◆ WHAT YOU HAVE TO DO
Return each line of the records with nothing changed, pictures excepted.

*****

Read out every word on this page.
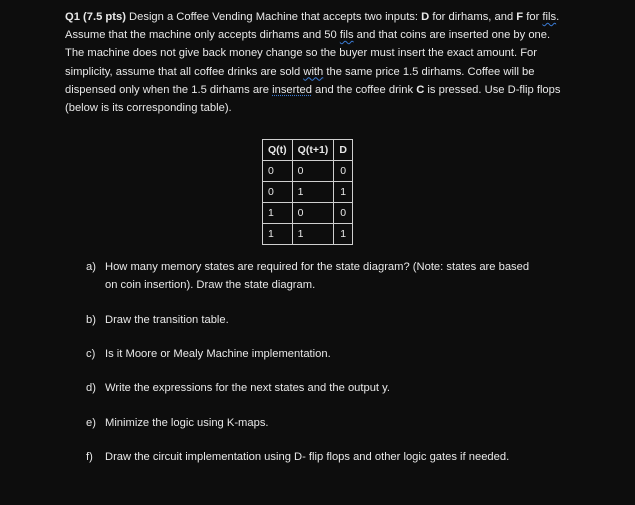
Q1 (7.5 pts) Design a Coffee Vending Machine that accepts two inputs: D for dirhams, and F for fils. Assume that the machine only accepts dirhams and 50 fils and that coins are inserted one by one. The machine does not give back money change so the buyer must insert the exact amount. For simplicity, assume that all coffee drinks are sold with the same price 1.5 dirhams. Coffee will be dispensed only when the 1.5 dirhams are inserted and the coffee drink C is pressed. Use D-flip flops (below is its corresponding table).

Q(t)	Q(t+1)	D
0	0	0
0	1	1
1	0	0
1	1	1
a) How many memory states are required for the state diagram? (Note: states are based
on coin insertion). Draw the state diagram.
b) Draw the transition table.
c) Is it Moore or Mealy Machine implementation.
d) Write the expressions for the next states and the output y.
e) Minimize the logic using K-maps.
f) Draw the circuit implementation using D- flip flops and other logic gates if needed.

*****

◆ WRITTEN ANSWER
Read out every word on this page.
Q1 (7.5 pts) Design a Coffee Vending Machine that accepts two inputs: D for dirhams, and F for fils. Assume that the machine only accepts dirhams and 50 fils and that coins are inserted one by one. The machine does not give back money change so the buyer must insert the exact amount. For simplicity, assume that all coffee drinks are sold with the same price 1.5 dirhams. Coffee will be dispensed only when the 1.5 dirhams are inserted and the coffee drink C is pressed. Use D-flip flops (below is its corresponding table).

Q(t)	Q(t+1)	D
0	0	0
0	1	1
1	0	0
1	1	1
a) How many memory states are required for the state diagram? (Note: states are based
on coin insertion). Draw the state diagram.
b) Draw the transition table.
c) Is it Moore or Mealy Machine implementation.
d) Write the expressions for the next states and the output y.
e) Minimize the logic using K-maps.
f) Draw the circuit implementation using D- flip flops and other logic gates if needed.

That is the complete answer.